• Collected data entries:
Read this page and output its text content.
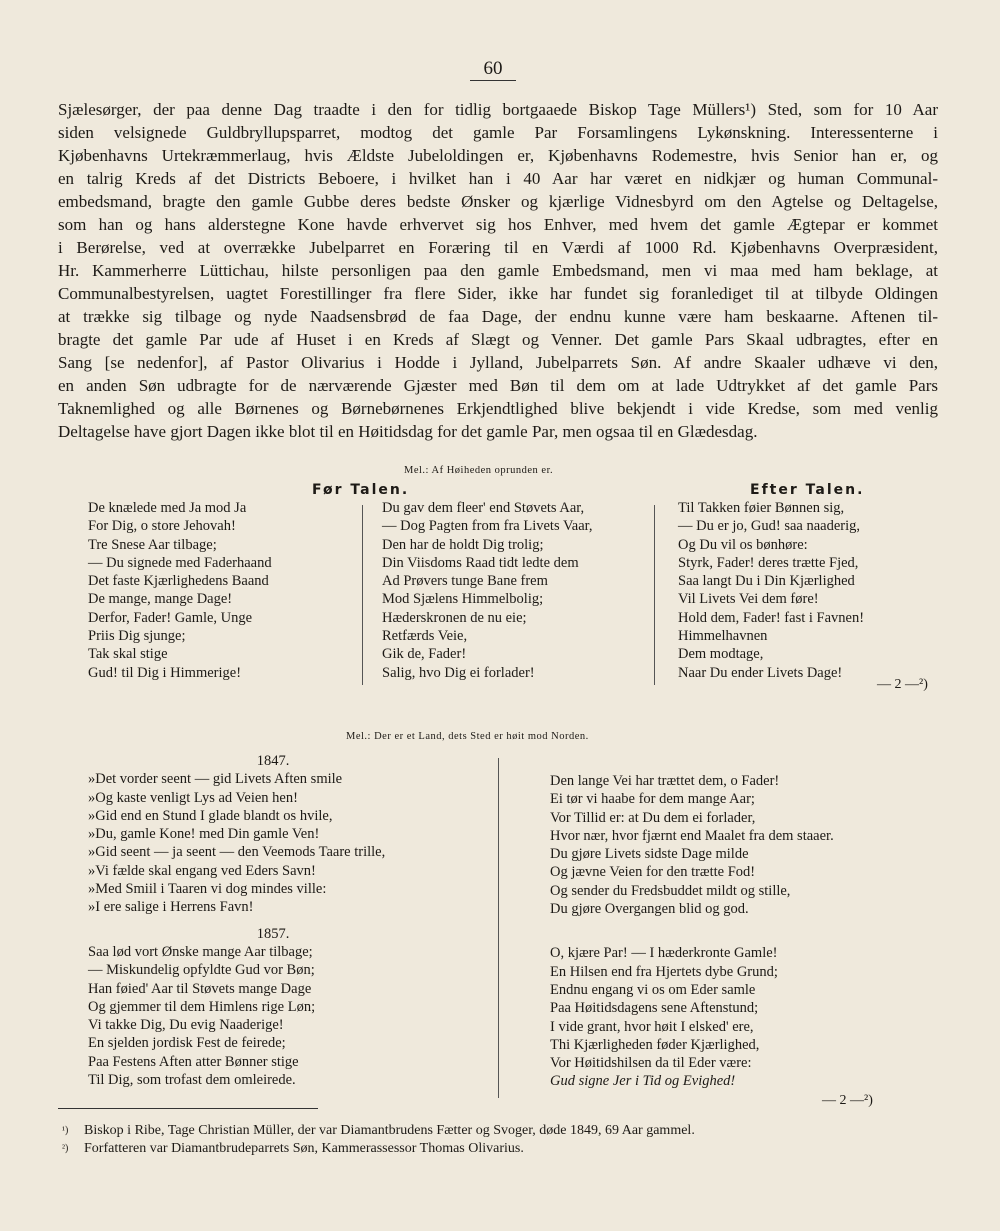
60
Sjælesørger, der paa denne Dag traadte i den for tidlig bortgaaede Biskop Tage Müllers¹) Sted, som for 10 Aar
siden velsignede Guldbryllupsparret, modtog det gamle Par Forsamlingens Lykønskning. Interessenterne i
Kjøbenhavns Urtekræmmerlaug, hvis Ældste Jubeloldingen er, Kjøbenhavns Rodemestre, hvis Senior han er, og
en talrig Kreds af det Districts Beboere, i hvilket han i 40 Aar har været en nidkjær og human Communal-
embedsmand, bragte den gamle Gubbe deres bedste Ønsker og kjærlige Vidnesbyrd om den Agtelse og Deltagelse,
som han og hans alderstegne Kone havde erhvervet sig hos Enhver, med hvem det gamle Ægtepar er kommet
i Berørelse, ved at overrække Jubelparret en Foræring til en Værdi af 1000 Rd. Kjøbenhavns Overpræsident,
Hr. Kammerherre Lüttichau, hilste personligen paa den gamle Embedsmand, men vi maa med ham beklage, at
Communalbestyrelsen, uagtet Forestillinger fra flere Sider, ikke har fundet sig foranlediget til at tilbyde Oldingen
at trække sig tilbage og nyde Naadsensbrød de faa Dage, der endnu kunne være ham beskaarne. Aftenen til-
bragte det gamle Par ude af Huset i en Kreds af Slægt og Venner. Det gamle Pars Skaal udbragtes, efter en
Sang [se nedenfor], af Pastor Olivarius i Hodde i Jylland, Jubelparrets Søn. Af andre Skaaler udhæve vi den,
en anden Søn udbragte for de nærværende Gjæster med Bøn til dem om at lade Udtrykket af det gamle Pars
Taknemlighed og alle Børnenes og Børnebørnenes Erkjendtlighed blive bekjendt i vide Kredse, som med venlig
Deltagelse have gjort Dagen ikke blot til en Høitidsdag for det gamle Par, men ogsaa til en Glædesdag.
Mel.: Af Høiheden oprunden er.
Før Talen.	Efter Talen.
De knælede med Ja mod Ja
For Dig, o store Jehovah!
Tre Snese Aar tilbage;
— Du signede med Faderhaand
Det faste Kjærlighedens Baand
De mange, mange Dage!
Derfor, Fader! Gamle, Unge
Priis Dig sjunge;
Tak skal stige
Gud! til Dig i Himmerige!
Du gav dem fleer' end Støvets Aar,
— Dog Pagten from fra Livets Vaar,
Den har de holdt Dig trolig;
Din Viisdoms Raad tidt ledte dem
Ad Prøvers tunge Bane frem
Mod Sjælens Himmelbolig;
Hæderskronen de nu eie;
Retfærds Veie,
Gik de, Fader!
Salig, hvo Dig ei forlader!
Til Takken føier Bønnen sig,
— Du er jo, Gud! saa naaderig,
Og Du vil os bønhøre:
Styrk, Fader! deres trætte Fjed,
Saa langt Du i Din Kjærlighed
Vil Livets Vei dem føre!
Hold dem, Fader! fast i Favnen!
Himmelhavnen
Dem modtage,
Naar Du ender Livets Dage!
— 2 —²)
Mel.: Der er et Land, dets Sted er høit mod Norden.
1847.
»Det vorder seent — gid Livets Aften smile
»Og kaste venligt Lys ad Veien hen!
»Gid end en Stund I glade blandt os hvile,
»Du, gamle Kone! med Din gamle Ven!
»Gid seent — ja seent — den Veemods Taare trille,
»Vi fælde skal engang ved Eders Savn!
»Med Smiil i Taaren vi dog mindes ville:
»I ere salige i Herrens Favn!
1857.
Saa lød vort Ønske mange Aar tilbage;
— Miskundelig opfyldte Gud vor Bøn;
Han føied' Aar til Støvets mange Dage
Og gjemmer til dem Himlens rige Løn;
Vi takke Dig, Du evig Naaderige!
En sjelden jordisk Fest de feirede;
Paa Festens Aften atter Bønner stige
Til Dig, som trofast dem omleirede.
Den lange Vei har trættet dem, o Fader!
Ei tør vi haabe for dem mange Aar;
Vor Tillid er: at Du dem ei forlader,
Hvor nær, hvor fjærnt end Maalet fra dem staaer.
Du gjøre Livets sidste Dage milde
Og jævne Veien for den trætte Fod!
Og sender du Fredsbuddet mildt og stille,
Du gjøre Overgangen blid og god.
O, kjære Par! — I hæderkronte Gamle!
En Hilsen end fra Hjertets dybe Grund;
Endnu engang vi os om Eder samle
Paa Høitidsdagens sene Aftenstund;
I vide grant, hvor høit I elsked' ere,
Thi Kjærligheden føder Kjærlighed,
Vor Høitidshilsen da til Eder være:
Gud signe Jer i Tid og Evighed!
— 2 —²)
¹)	Biskop i Ribe, Tage Christian Müller, der var Diamantbrudens Fætter og Svoger, døde 1849, 69 Aar gammel.
²)	Forfatteren var Diamantbrudeparrets Søn, Kammerassessor Thomas Olivarius.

• Written task:
All of the records need repeating exactly, except for the pictures.

• Reply:
Read this page and output its text content.
60
Sjælesørger, der paa denne Dag traadte i den for tidlig bortgaaede Biskop Tage Müllers¹) Sted, som for 10 Aar
siden velsignede Guldbryllupsparret, modtog det gamle Par Forsamlingens Lykønskning. Interessenterne i
Kjøbenhavns Urtekræmmerlaug, hvis Ældste Jubeloldingen er, Kjøbenhavns Rodemestre, hvis Senior han er, og
en talrig Kreds af det Districts Beboere, i hvilket han i 40 Aar har været en nidkjær og human Communal-
embedsmand, bragte den gamle Gubbe deres bedste Ønsker og kjærlige Vidnesbyrd om den Agtelse og Deltagelse,
som han og hans alderstegne Kone havde erhvervet sig hos Enhver, med hvem det gamle Ægtepar er kommet
i Berørelse, ved at overrække Jubelparret en Foræring til en Værdi af 1000 Rd. Kjøbenhavns Overpræsident,
Hr. Kammerherre Lüttichau, hilste personligen paa den gamle Embedsmand, men vi maa med ham beklage, at
Communalbestyrelsen, uagtet Forestillinger fra flere Sider, ikke har fundet sig foranlediget til at tilbyde Oldingen
at trække sig tilbage og nyde Naadsensbrød de faa Dage, der endnu kunne være ham beskaarne. Aftenen til-
bragte det gamle Par ude af Huset i en Kreds af Slægt og Venner. Det gamle Pars Skaal udbragtes, efter en
Sang [se nedenfor], af Pastor Olivarius i Hodde i Jylland, Jubelparrets Søn. Af andre Skaaler udhæve vi den,
en anden Søn udbragte for de nærværende Gjæster med Bøn til dem om at lade Udtrykket af det gamle Pars
Taknemlighed og alle Børnenes og Børnebørnenes Erkjendtlighed blive bekjendt i vide Kredse, som med venlig
Deltagelse have gjort Dagen ikke blot til en Høitidsdag for det gamle Par, men ogsaa til en Glædesdag.
Mel.: Af Høiheden oprunden er.
Før Talen.	Efter Talen.
De knælede med Ja mod Ja
For Dig, o store Jehovah!
Tre Snese Aar tilbage;
— Du signede med Faderhaand
Det faste Kjærlighedens Baand
De mange, mange Dage!
Derfor, Fader! Gamle, Unge
Priis Dig sjunge;
Tak skal stige
Gud! til Dig i Himmerige!
Du gav dem fleer' end Støvets Aar,
— Dog Pagten from fra Livets Vaar,
Den har de holdt Dig trolig;
Din Viisdoms Raad tidt ledte dem
Ad Prøvers tunge Bane frem
Mod Sjælens Himmelbolig;
Hæderskronen de nu eie;
Retfærds Veie,
Gik de, Fader!
Salig, hvo Dig ei forlader!
Til Takken føier Bønnen sig,
— Du er jo, Gud! saa naaderig,
Og Du vil os bønhøre:
Styrk, Fader! deres trætte Fjed,
Saa langt Du i Din Kjærlighed
Vil Livets Vei dem føre!
Hold dem, Fader! fast i Favnen!
Himmelhavnen
Dem modtage,
Naar Du ender Livets Dage!
— 2 —²)
Mel.: Der er et Land, dets Sted er høit mod Norden.
1847.
»Det vorder seent — gid Livets Aften smile
»Og kaste venligt Lys ad Veien hen!
»Gid end en Stund I glade blandt os hvile,
»Du, gamle Kone! med Din gamle Ven!
»Gid seent — ja seent — den Veemods Taare trille,
»Vi fælde skal engang ved Eders Savn!
»Med Smiil i Taaren vi dog mindes ville:
»I ere salige i Herrens Favn!
1857.
Saa lød vort Ønske mange Aar tilbage;
— Miskundelig opfyldte Gud vor Bøn;
Han føied' Aar til Støvets mange Dage
Og gjemmer til dem Himlens rige Løn;
Vi takke Dig, Du evig Naaderige!
En sjelden jordisk Fest de feirede;
Paa Festens Aften atter Bønner stige
Til Dig, som trofast dem omleirede.
Den lange Vei har trættet dem, o Fader!
Ei tør vi haabe for dem mange Aar;
Vor Tillid er: at Du dem ei forlader,
Hvor nær, hvor fjærnt end Maalet fra dem staaer.
Du gjøre Livets sidste Dage milde
Og jævne Veien for den trætte Fod!
Og sender du Fredsbuddet mildt og stille,
Du gjøre Overgangen blid og god.
O, kjære Par! — I hæderkronte Gamle!
En Hilsen end fra Hjertets dybe Grund;
Endnu engang vi os om Eder samle
Paa Høitidsdagens sene Aftenstund;
I vide grant, hvor høit I elsked' ere,
Thi Kjærligheden føder Kjærlighed,
Vor Høitidshilsen da til Eder være:
Gud signe Jer i Tid og Evighed!
— 2 —²)
¹)	Biskop i Ribe, Tage Christian Müller, der var Diamantbrudens Fætter og Svoger, døde 1849, 69 Aar gammel.
²)	Forfatteren var Diamantbrudeparrets Søn, Kammerassessor Thomas Olivarius.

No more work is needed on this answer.